### DATA ROWS
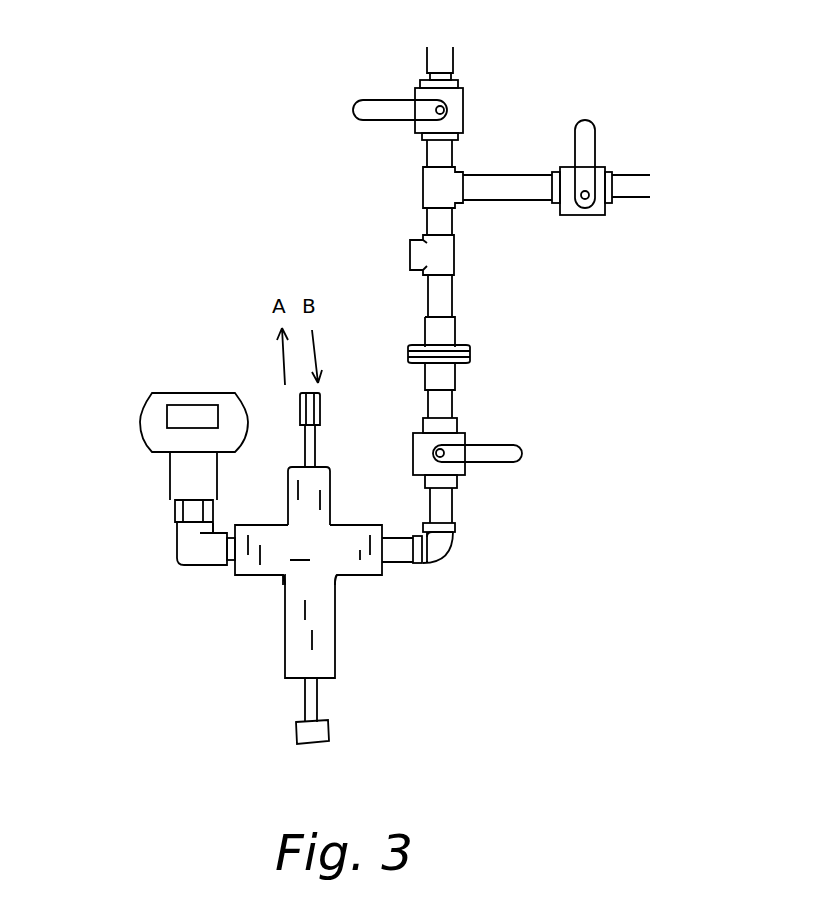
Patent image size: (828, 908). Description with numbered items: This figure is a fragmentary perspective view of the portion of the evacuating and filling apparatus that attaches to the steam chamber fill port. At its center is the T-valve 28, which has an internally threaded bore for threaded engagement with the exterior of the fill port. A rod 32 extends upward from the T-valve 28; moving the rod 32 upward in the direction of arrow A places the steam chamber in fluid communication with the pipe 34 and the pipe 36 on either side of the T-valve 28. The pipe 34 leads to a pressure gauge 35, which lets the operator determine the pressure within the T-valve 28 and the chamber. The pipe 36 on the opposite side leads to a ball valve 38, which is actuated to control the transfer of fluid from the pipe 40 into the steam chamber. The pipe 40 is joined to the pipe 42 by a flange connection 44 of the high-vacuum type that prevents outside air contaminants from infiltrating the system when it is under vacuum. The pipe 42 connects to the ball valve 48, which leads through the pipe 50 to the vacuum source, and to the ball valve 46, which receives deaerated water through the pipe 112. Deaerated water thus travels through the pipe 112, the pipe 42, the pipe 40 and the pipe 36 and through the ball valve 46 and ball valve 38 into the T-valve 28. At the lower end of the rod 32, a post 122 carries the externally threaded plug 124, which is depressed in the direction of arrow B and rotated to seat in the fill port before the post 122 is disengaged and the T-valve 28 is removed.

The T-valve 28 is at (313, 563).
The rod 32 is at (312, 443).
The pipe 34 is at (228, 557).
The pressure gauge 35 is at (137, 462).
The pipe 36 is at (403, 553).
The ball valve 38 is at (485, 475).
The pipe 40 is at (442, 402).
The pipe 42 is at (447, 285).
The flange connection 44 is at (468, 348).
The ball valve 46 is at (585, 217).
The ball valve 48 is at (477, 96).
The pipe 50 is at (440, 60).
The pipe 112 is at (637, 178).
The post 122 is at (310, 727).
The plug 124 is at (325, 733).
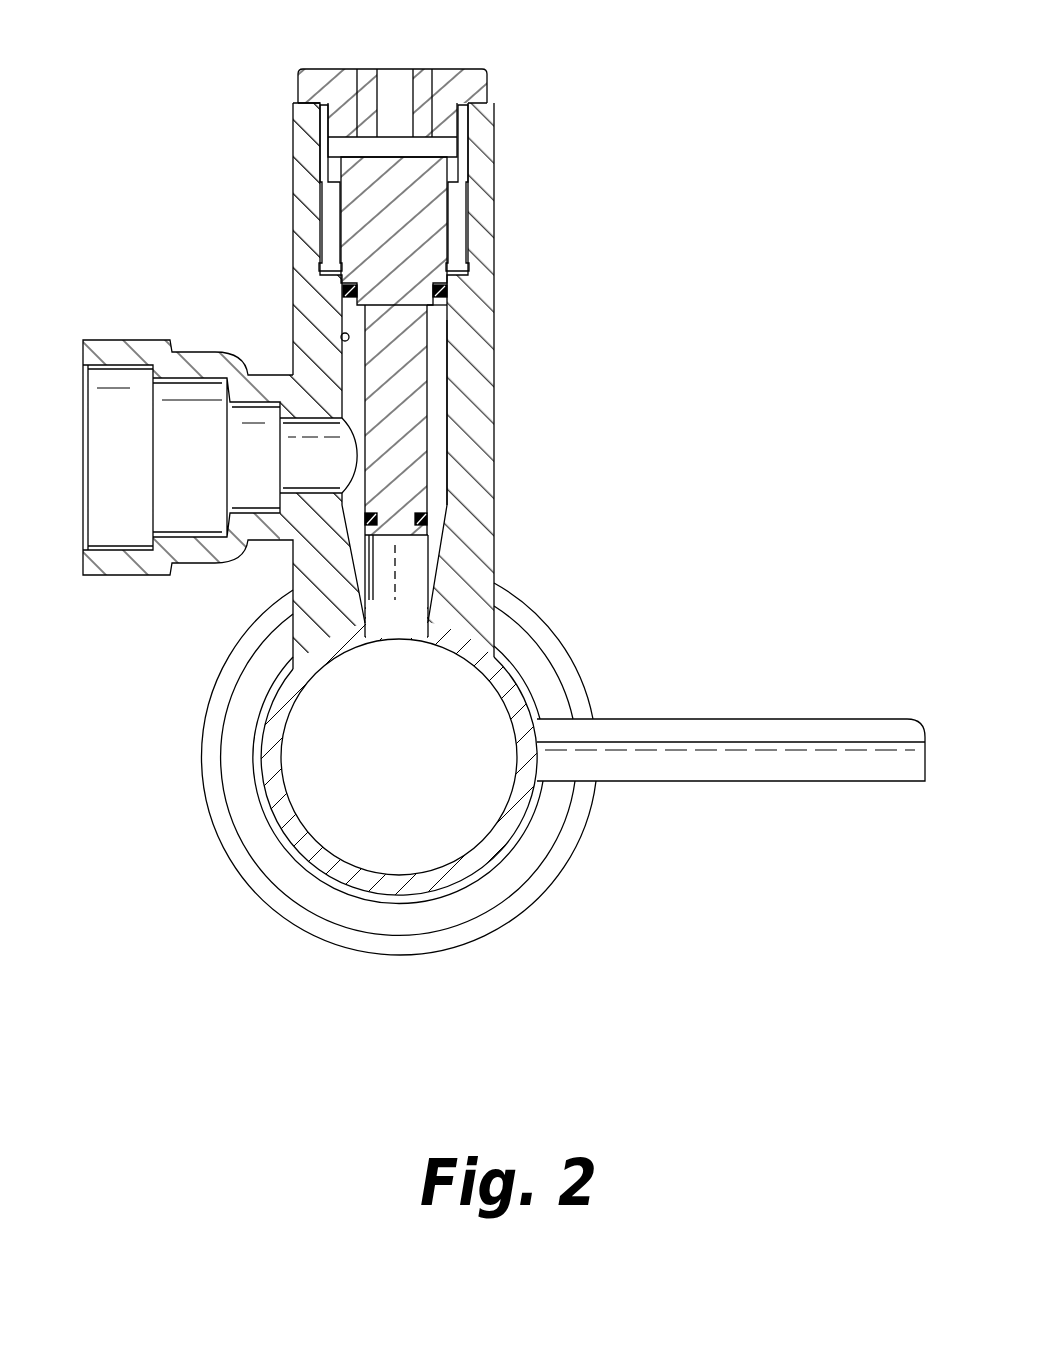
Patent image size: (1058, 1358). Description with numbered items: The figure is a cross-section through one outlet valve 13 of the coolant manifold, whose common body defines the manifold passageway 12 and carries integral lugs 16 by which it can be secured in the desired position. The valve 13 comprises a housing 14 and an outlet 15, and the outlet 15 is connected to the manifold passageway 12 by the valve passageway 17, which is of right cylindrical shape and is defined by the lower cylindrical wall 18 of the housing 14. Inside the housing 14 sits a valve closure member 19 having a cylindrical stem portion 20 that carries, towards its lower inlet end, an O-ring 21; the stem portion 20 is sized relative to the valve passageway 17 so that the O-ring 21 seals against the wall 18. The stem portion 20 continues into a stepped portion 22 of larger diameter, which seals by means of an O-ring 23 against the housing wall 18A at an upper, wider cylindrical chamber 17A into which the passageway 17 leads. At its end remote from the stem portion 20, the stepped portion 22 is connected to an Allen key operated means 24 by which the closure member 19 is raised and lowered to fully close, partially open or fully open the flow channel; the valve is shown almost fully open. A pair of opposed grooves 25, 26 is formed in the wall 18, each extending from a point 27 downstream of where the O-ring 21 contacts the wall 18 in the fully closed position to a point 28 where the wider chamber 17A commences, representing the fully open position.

==

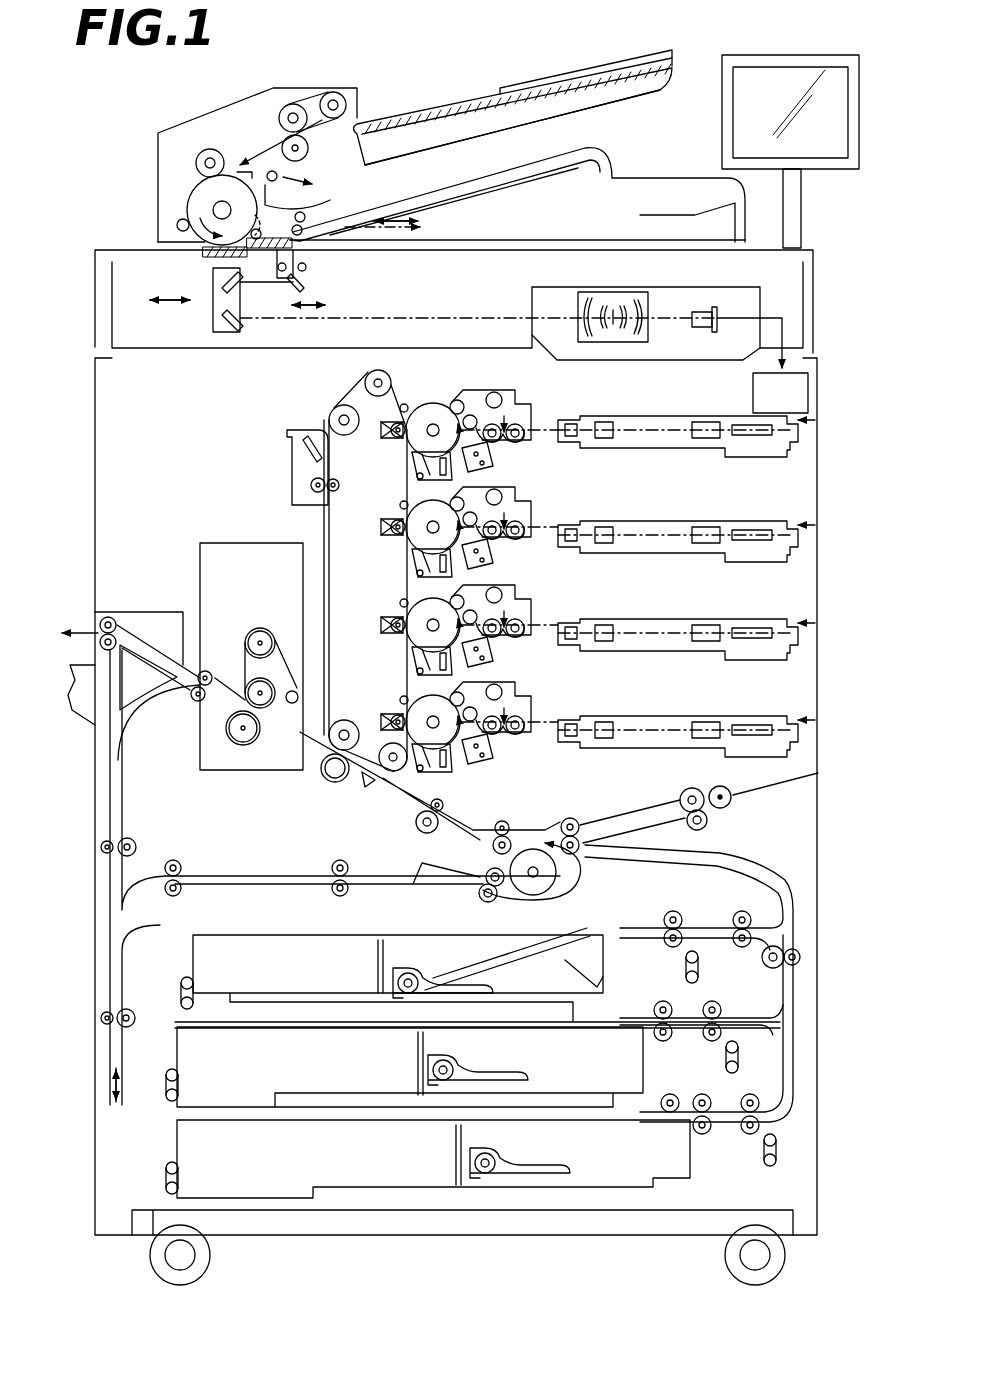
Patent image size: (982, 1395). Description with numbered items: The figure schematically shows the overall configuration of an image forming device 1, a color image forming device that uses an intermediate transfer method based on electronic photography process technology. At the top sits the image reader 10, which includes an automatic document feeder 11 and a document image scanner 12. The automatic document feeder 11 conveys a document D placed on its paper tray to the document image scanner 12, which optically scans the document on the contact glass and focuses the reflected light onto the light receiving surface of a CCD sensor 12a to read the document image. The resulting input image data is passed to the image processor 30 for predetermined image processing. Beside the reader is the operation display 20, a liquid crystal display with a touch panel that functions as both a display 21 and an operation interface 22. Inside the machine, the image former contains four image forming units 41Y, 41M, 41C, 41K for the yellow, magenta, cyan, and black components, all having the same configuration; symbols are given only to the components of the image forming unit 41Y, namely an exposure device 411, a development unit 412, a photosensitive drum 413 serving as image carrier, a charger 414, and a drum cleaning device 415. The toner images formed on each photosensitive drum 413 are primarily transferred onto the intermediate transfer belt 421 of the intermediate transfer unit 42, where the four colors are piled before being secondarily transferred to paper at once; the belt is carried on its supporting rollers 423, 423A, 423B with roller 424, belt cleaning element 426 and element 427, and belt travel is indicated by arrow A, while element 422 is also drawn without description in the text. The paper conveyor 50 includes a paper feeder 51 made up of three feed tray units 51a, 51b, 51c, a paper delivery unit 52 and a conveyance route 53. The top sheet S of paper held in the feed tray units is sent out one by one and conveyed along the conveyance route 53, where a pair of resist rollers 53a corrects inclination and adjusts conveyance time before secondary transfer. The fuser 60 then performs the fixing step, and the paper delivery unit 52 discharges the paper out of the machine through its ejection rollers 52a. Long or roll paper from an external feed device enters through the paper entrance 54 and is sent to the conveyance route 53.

==

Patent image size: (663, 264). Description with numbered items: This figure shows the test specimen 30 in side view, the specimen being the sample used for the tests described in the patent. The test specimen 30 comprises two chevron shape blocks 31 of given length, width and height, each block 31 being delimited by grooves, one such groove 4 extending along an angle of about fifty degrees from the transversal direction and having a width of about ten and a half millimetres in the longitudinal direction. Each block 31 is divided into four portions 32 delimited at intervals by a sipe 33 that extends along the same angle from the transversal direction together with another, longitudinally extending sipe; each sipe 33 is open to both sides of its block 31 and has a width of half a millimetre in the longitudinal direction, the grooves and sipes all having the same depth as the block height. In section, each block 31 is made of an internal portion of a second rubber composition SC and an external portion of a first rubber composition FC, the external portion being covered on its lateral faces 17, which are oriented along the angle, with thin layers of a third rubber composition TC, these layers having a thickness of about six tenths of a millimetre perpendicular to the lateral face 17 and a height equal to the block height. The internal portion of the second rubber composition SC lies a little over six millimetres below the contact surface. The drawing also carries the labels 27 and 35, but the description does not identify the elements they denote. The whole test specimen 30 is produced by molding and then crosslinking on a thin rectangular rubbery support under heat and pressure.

### WHAT THIS TASK INVOLVES
Return the lines of the records, unchanged, starting with the line that contains "Patent image size: (828, 908)." and going on through the line that contains "The pipe 36 is at (403, 553).", both included.

### FINISHED ANSWER
Patent image size: (828, 908). Description with numbered items: This figure is a fragmentary perspective view of the portion of the evacuating and filling apparatus that attaches to the steam chamber fill port. At its center is the T-valve 28, which has an internally threaded bore for threaded engagement with the exterior of the fill port. A rod 32 extends upward from the T-valve 28; moving the rod 32 upward in the direction of arrow A places the steam chamber in fluid communication with the pipe 34 and the pipe 36 on either side of the T-valve 28. The pipe 34 leads to a pressure gauge 35, which lets the operator determine the pressure within the T-valve 28 and the chamber. The pipe 36 on the opposite side leads to a ball valve 38, which is actuated to control the transfer of fluid from the pipe 40 into the steam chamber. The pipe 40 is joined to the pipe 42 by a flange connection 44 of the high-vacuum type that prevents outside air contaminants from infiltrating the system when it is under vacuum. The pipe 42 connects to the ball valve 48, which leads through the pipe 50 to the vacuum source, and to the ball valve 46, which receives deaerated water through the pipe 112. Deaerated water thus travels through the pipe 112, the pipe 42, the pipe 40 and the pipe 36 and through the ball valve 46 and ball valve 38 into the T-valve 28. At the lower end of the rod 32, a post 122 carries the externally threaded plug 124, which is depressed in the direction of arrow B and rotated to seat in the fill port before the post 122 is disengaged and the T-valve 28 is removed.

The T-valve 28 is at (313, 563).
The rod 32 is at (312, 443).
The pipe 34 is at (228, 557).
The pressure gauge 35 is at (137, 462).
The pipe 36 is at (403, 553).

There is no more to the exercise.